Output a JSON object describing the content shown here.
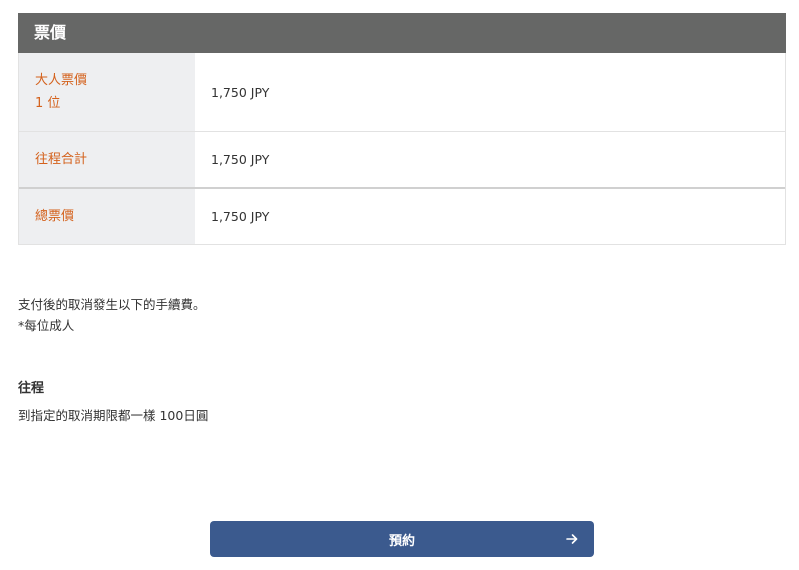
{
  "price_panel": {
    "title": "票價",
    "rows": [
      {
        "label": "大人票價",
        "sublabel": "1 位",
        "value": "1,750 JPY"
      },
      {
        "label": "往程合計",
        "value": "1,750 JPY"
      },
      {
        "label": "總票價",
        "value": "1,750 JPY"
      }
    ]
  },
  "cancellation": {
    "note_line1": "支付後的取消發生以下的手續費。",
    "note_line2": "*每位成人",
    "leg_title": "往程",
    "leg_fee_text": "到指定的取消期限都一樣 100日圓"
  },
  "booking": {
    "button_label": "預約",
    "button_icon": "arrow-right-icon"
  },
  "colors": {
    "header_bg": "#666766",
    "label_text": "#d4611c",
    "label_bg": "#eeeff1",
    "button_bg": "#3b5a8e"
  }
}
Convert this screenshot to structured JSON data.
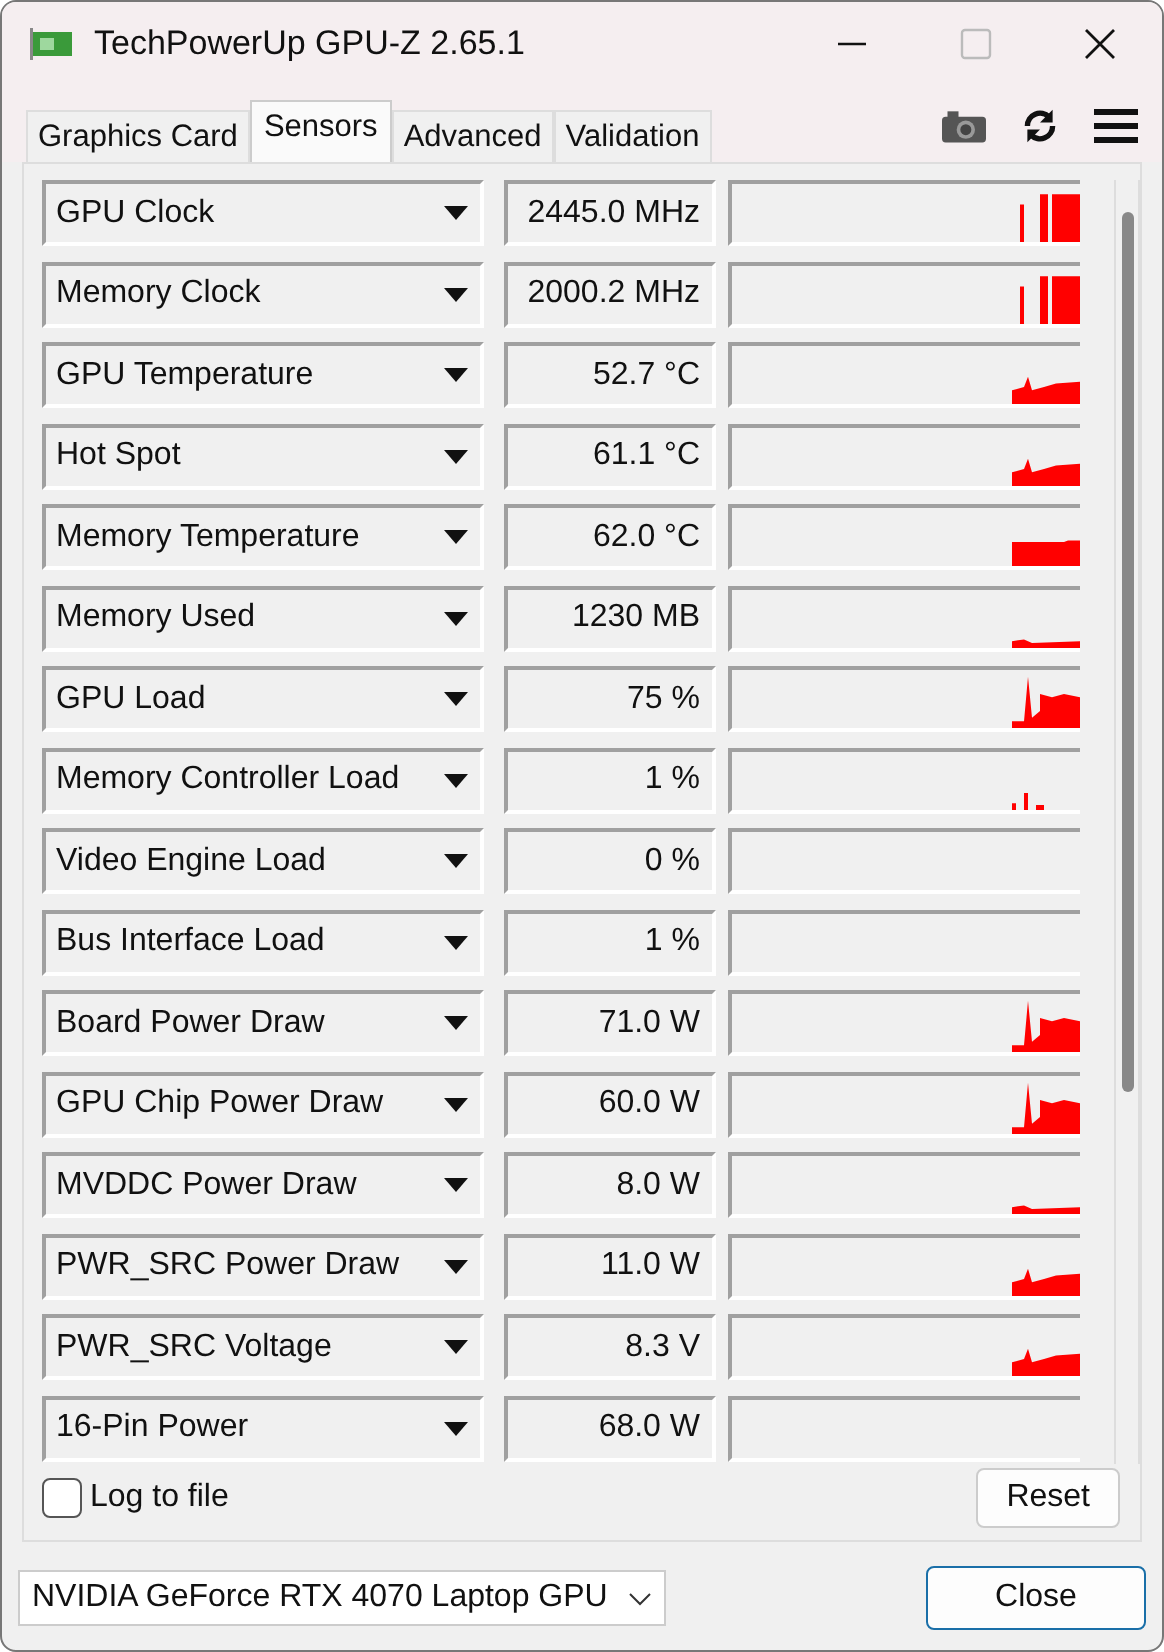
{
  "window": {
    "title": "TechPowerUp GPU-Z 2.65.1"
  },
  "tabs": [
    {
      "label": "Graphics Card",
      "selected": false
    },
    {
      "label": "Sensors",
      "selected": true
    },
    {
      "label": "Advanced",
      "selected": false
    },
    {
      "label": "Validation",
      "selected": false
    }
  ],
  "sensors": [
    {
      "name": "GPU Clock",
      "reading": "2445.0 MHz",
      "kind": "block"
    },
    {
      "name": "Memory Clock",
      "reading": "2000.2 MHz",
      "kind": "block"
    },
    {
      "name": "GPU Temperature",
      "reading": "52.7 °C",
      "kind": "low"
    },
    {
      "name": "Hot Spot",
      "reading": "61.1 °C",
      "kind": "low"
    },
    {
      "name": "Memory Temperature",
      "reading": "62.0 °C",
      "kind": "flat"
    },
    {
      "name": "Memory Used",
      "reading": "1230 MB",
      "kind": "tiny"
    },
    {
      "name": "GPU Load",
      "reading": "75 %",
      "kind": "spike"
    },
    {
      "name": "Memory Controller Load",
      "reading": "1 %",
      "kind": "dots"
    },
    {
      "name": "Video Engine Load",
      "reading": "0 %",
      "kind": "empty"
    },
    {
      "name": "Bus Interface Load",
      "reading": "1 %",
      "kind": "empty"
    },
    {
      "name": "Board Power Draw",
      "reading": "71.0 W",
      "kind": "spike"
    },
    {
      "name": "GPU Chip Power Draw",
      "reading": "60.0 W",
      "kind": "spike"
    },
    {
      "name": "MVDDC Power Draw",
      "reading": "8.0 W",
      "kind": "tiny"
    },
    {
      "name": "PWR_SRC Power Draw",
      "reading": "11.0 W",
      "kind": "low"
    },
    {
      "name": "PWR_SRC Voltage",
      "reading": "8.3 V",
      "kind": "low"
    },
    {
      "name": "16-Pin Power",
      "reading": "68.0 W",
      "kind": "empty"
    }
  ],
  "log_to_file": {
    "label": "Log to file",
    "checked": false
  },
  "reset_button": "Reset",
  "gpu_select": {
    "value": "NVIDIA GeForce RTX 4070 Laptop GPU"
  },
  "close_button": "Close"
}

++++++

What needs to be done: Output all of the entries verbatim, leaving out any images.

Reply to the exercise:
Output a JSON object describing the content shown here.
{
  "price_panel": {
    "title": "票價",
    "rows": [
      {
        "label": "大人票價",
        "sublabel": "1 位",
        "value": "1,750 JPY"
      },
      {
        "label": "往程合計",
        "value": "1,750 JPY"
      },
      {
        "label": "總票價",
        "value": "1,750 JPY"
      }
    ]
  },
  "cancellation": {
    "note_line1": "支付後的取消發生以下的手續費。",
    "note_line2": "*每位成人",
    "leg_title": "往程",
    "leg_fee_text": "到指定的取消期限都一樣 100日圓"
  },
  "booking": {
    "button_label": "預約",
    "button_icon": "arrow-right-icon"
  },
  "colors": {
    "header_bg": "#666766",
    "label_text": "#d4611c",
    "label_bg": "#eeeff1",
    "button_bg": "#3b5a8e"
  }
}
Convert this screenshot to structured JSON data.
{
  "window": {
    "title": "TechPowerUp GPU-Z 2.65.1"
  },
  "tabs": [
    {
      "label": "Graphics Card",
      "selected": false
    },
    {
      "label": "Sensors",
      "selected": true
    },
    {
      "label": "Advanced",
      "selected": false
    },
    {
      "label": "Validation",
      "selected": false
    }
  ],
  "sensors": [
    {
      "name": "GPU Clock",
      "reading": "2445.0 MHz",
      "kind": "block"
    },
    {
      "name": "Memory Clock",
      "reading": "2000.2 MHz",
      "kind": "block"
    },
    {
      "name": "GPU Temperature",
      "reading": "52.7 °C",
      "kind": "low"
    },
    {
      "name": "Hot Spot",
      "reading": "61.1 °C",
      "kind": "low"
    },
    {
      "name": "Memory Temperature",
      "reading": "62.0 °C",
      "kind": "flat"
    },
    {
      "name": "Memory Used",
      "reading": "1230 MB",
      "kind": "tiny"
    },
    {
      "name": "GPU Load",
      "reading": "75 %",
      "kind": "spike"
    },
    {
      "name": "Memory Controller Load",
      "reading": "1 %",
      "kind": "dots"
    },
    {
      "name": "Video Engine Load",
      "reading": "0 %",
      "kind": "empty"
    },
    {
      "name": "Bus Interface Load",
      "reading": "1 %",
      "kind": "empty"
    },
    {
      "name": "Board Power Draw",
      "reading": "71.0 W",
      "kind": "spike"
    },
    {
      "name": "GPU Chip Power Draw",
      "reading": "60.0 W",
      "kind": "spike"
    },
    {
      "name": "MVDDC Power Draw",
      "reading": "8.0 W",
      "kind": "tiny"
    },
    {
      "name": "PWR_SRC Power Draw",
      "reading": "11.0 W",
      "kind": "low"
    },
    {
      "name": "PWR_SRC Voltage",
      "reading": "8.3 V",
      "kind": "low"
    },
    {
      "name": "16-Pin Power",
      "reading": "68.0 W",
      "kind": "empty"
    }
  ],
  "log_to_file": {
    "label": "Log to file",
    "checked": false
  },
  "reset_button": "Reset",
  "gpu_select": {
    "value": "NVIDIA GeForce RTX 4070 Laptop GPU"
  },
  "close_button": "Close"
}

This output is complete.